─── SOURCE DATA

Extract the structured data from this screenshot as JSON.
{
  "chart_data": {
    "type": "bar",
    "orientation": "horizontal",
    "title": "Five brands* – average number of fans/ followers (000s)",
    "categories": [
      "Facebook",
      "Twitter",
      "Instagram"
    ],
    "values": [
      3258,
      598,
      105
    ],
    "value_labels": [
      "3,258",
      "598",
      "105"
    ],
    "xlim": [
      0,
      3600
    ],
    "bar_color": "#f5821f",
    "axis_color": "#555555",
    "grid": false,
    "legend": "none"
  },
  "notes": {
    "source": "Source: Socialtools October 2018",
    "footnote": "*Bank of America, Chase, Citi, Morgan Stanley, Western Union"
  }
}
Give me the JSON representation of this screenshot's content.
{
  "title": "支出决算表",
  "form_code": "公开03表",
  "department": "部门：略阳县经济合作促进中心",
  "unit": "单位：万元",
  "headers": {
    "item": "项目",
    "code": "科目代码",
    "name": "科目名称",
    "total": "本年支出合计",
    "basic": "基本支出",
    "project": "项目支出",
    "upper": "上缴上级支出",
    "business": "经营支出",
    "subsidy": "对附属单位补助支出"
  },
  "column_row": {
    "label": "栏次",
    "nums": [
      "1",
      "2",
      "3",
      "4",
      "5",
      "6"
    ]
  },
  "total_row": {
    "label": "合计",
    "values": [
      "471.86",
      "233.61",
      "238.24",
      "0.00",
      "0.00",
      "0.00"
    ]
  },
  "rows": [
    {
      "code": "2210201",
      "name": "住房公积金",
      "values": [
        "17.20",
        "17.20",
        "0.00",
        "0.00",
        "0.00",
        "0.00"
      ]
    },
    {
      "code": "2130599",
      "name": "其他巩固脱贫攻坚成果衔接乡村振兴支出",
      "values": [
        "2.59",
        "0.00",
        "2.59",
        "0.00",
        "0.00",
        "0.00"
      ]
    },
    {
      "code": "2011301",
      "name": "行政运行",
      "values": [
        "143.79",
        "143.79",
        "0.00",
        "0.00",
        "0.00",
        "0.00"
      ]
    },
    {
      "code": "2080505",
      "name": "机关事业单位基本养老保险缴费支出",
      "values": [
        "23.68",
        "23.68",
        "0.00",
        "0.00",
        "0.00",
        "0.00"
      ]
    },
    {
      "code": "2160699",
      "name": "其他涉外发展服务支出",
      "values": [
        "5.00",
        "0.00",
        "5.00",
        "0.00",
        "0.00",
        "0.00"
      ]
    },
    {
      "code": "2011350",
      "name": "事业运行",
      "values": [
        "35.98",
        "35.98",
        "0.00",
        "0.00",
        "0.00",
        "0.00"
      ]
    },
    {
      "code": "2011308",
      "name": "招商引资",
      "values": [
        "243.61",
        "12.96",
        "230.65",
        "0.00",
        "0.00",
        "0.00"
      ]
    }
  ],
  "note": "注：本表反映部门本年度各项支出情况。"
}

──────

## WRITTEN EXERCISE
Each entry must be reproduced verbatim.

## RESPONSE TO THE TASK
Extract the structured data from this screenshot as JSON.
{
  "chart_data": {
    "type": "bar",
    "orientation": "horizontal",
    "title": "Five brands* – average number of fans/ followers (000s)",
    "categories": [
      "Facebook",
      "Twitter",
      "Instagram"
    ],
    "values": [
      3258,
      598,
      105
    ],
    "value_labels": [
      "3,258",
      "598",
      "105"
    ],
    "xlim": [
      0,
      3600
    ],
    "bar_color": "#f5821f",
    "axis_color": "#555555",
    "grid": false,
    "legend": "none"
  },
  "notes": {
    "source": "Source: Socialtools October 2018",
    "footnote": "*Bank of America, Chase, Citi, Morgan Stanley, Western Union"
  }
}
Give me the JSON representation of this screenshot's content.
{
  "title": "支出决算表",
  "form_code": "公开03表",
  "department": "部门：略阳县经济合作促进中心",
  "unit": "单位：万元",
  "headers": {
    "item": "项目",
    "code": "科目代码",
    "name": "科目名称",
    "total": "本年支出合计",
    "basic": "基本支出",
    "project": "项目支出",
    "upper": "上缴上级支出",
    "business": "经营支出",
    "subsidy": "对附属单位补助支出"
  },
  "column_row": {
    "label": "栏次",
    "nums": [
      "1",
      "2",
      "3",
      "4",
      "5",
      "6"
    ]
  },
  "total_row": {
    "label": "合计",
    "values": [
      "471.86",
      "233.61",
      "238.24",
      "0.00",
      "0.00",
      "0.00"
    ]
  },
  "rows": [
    {
      "code": "2210201",
      "name": "住房公积金",
      "values": [
        "17.20",
        "17.20",
        "0.00",
        "0.00",
        "0.00",
        "0.00"
      ]
    },
    {
      "code": "2130599",
      "name": "其他巩固脱贫攻坚成果衔接乡村振兴支出",
      "values": [
        "2.59",
        "0.00",
        "2.59",
        "0.00",
        "0.00",
        "0.00"
      ]
    },
    {
      "code": "2011301",
      "name": "行政运行",
      "values": [
        "143.79",
        "143.79",
        "0.00",
        "0.00",
        "0.00",
        "0.00"
      ]
    },
    {
      "code": "2080505",
      "name": "机关事业单位基本养老保险缴费支出",
      "values": [
        "23.68",
        "23.68",
        "0.00",
        "0.00",
        "0.00",
        "0.00"
      ]
    },
    {
      "code": "2160699",
      "name": "其他涉外发展服务支出",
      "values": [
        "5.00",
        "0.00",
        "5.00",
        "0.00",
        "0.00",
        "0.00"
      ]
    },
    {
      "code": "2011350",
      "name": "事业运行",
      "values": [
        "35.98",
        "35.98",
        "0.00",
        "0.00",
        "0.00",
        "0.00"
      ]
    },
    {
      "code": "2011308",
      "name": "招商引资",
      "values": [
        "243.61",
        "12.96",
        "230.65",
        "0.00",
        "0.00",
        "0.00"
      ]
    }
  ],
  "note": "注：本表反映部门本年度各项支出情况。"
}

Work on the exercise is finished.